TASK TO CARRY OUT:
Tally the lines in the listing below that contain "color" and report the tally alone.

*** RECORDS FOR PROCESSING

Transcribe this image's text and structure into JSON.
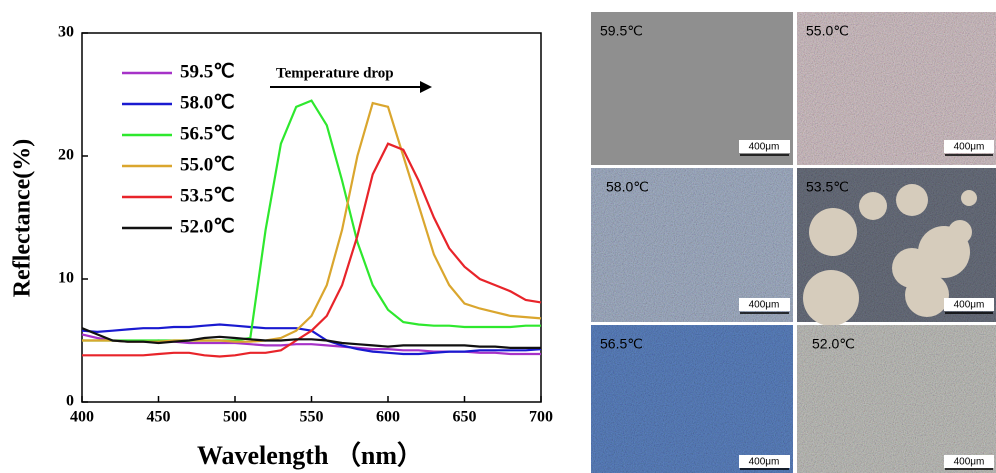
{
  "chart_data": {
    "type": "line",
    "ylabel": "Reflectance(%)",
    "xlabel": "Wavelength （nm）",
    "annotation": "Temperature drop",
    "x": [
      400,
      410,
      420,
      430,
      440,
      450,
      460,
      470,
      480,
      490,
      500,
      510,
      520,
      530,
      540,
      550,
      560,
      570,
      580,
      590,
      600,
      610,
      620,
      630,
      640,
      650,
      660,
      670,
      680,
      690,
      700
    ],
    "xlim": [
      400,
      700
    ],
    "xticks": [
      400,
      450,
      500,
      550,
      600,
      650,
      700
    ],
    "ylim": [
      0,
      30
    ],
    "yticks": [
      0,
      10,
      20,
      30
    ],
    "series": [
      {
        "name": "59.5℃",
        "color": "#a632c8",
        "values": [
          5.5,
          5.2,
          5.0,
          4.9,
          4.9,
          5.0,
          4.9,
          4.8,
          4.8,
          4.8,
          4.8,
          4.7,
          4.6,
          4.6,
          4.7,
          4.7,
          4.6,
          4.5,
          4.4,
          4.3,
          4.3,
          4.2,
          4.2,
          4.1,
          4.1,
          4.1,
          4.0,
          4.0,
          3.9,
          3.9,
          3.9
        ]
      },
      {
        "name": "58.0℃",
        "color": "#1a1ad0",
        "values": [
          5.8,
          5.7,
          5.8,
          5.9,
          6.0,
          6.0,
          6.1,
          6.1,
          6.2,
          6.3,
          6.2,
          6.1,
          6.0,
          6.0,
          6.0,
          5.8,
          5.0,
          4.6,
          4.3,
          4.1,
          4.0,
          3.9,
          3.9,
          4.0,
          4.1,
          4.1,
          4.2,
          4.2,
          4.2,
          4.2,
          4.3
        ]
      },
      {
        "name": "56.5℃",
        "color": "#2ee82e",
        "values": [
          5.0,
          5.0,
          5.0,
          5.0,
          5.0,
          5.0,
          5.0,
          5.0,
          5.0,
          5.0,
          5.0,
          5.2,
          14,
          21,
          24,
          24.5,
          22.5,
          18,
          13,
          9.5,
          7.5,
          6.5,
          6.3,
          6.2,
          6.2,
          6.1,
          6.1,
          6.1,
          6.1,
          6.2,
          6.2
        ]
      },
      {
        "name": "55.0℃",
        "color": "#daa62e",
        "values": [
          5.0,
          5.0,
          5.0,
          4.9,
          4.9,
          4.9,
          5.0,
          5.0,
          5.0,
          5.0,
          4.9,
          4.9,
          5.0,
          5.2,
          5.8,
          7.0,
          9.5,
          14,
          20,
          24.3,
          24.0,
          20,
          16,
          12,
          9.5,
          8.0,
          7.6,
          7.3,
          7.0,
          6.9,
          6.8
        ]
      },
      {
        "name": "53.5℃",
        "color": "#e8242a",
        "values": [
          3.8,
          3.8,
          3.8,
          3.8,
          3.8,
          3.9,
          4.0,
          4.0,
          3.8,
          3.7,
          3.8,
          4.0,
          4.0,
          4.2,
          5.0,
          5.8,
          7.0,
          9.5,
          13.5,
          18.5,
          21,
          20.5,
          18,
          15,
          12.5,
          11,
          10,
          9.5,
          9,
          8.3,
          8.1
        ]
      },
      {
        "name": "52.0℃",
        "color": "#111111",
        "values": [
          6.0,
          5.5,
          5.0,
          4.9,
          4.9,
          4.8,
          4.9,
          5.0,
          5.2,
          5.3,
          5.2,
          5.1,
          5.0,
          5.0,
          5.1,
          5.1,
          5.0,
          4.8,
          4.7,
          4.6,
          4.5,
          4.6,
          4.6,
          4.6,
          4.6,
          4.6,
          4.5,
          4.5,
          4.4,
          4.4,
          4.4
        ]
      }
    ]
  },
  "panels": [
    {
      "label": "59.5℃",
      "scale": "400μm"
    },
    {
      "label": "55.0℃",
      "scale": "400μm"
    },
    {
      "label": "58.0℃",
      "scale": "400μm"
    },
    {
      "label": "53.5℃",
      "scale": "400μm"
    },
    {
      "label": "56.5℃",
      "scale": "400μm"
    },
    {
      "label": "52.0℃",
      "scale": "400μm"
    }
  ]
}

******

EXPECTED OUTPUT:
6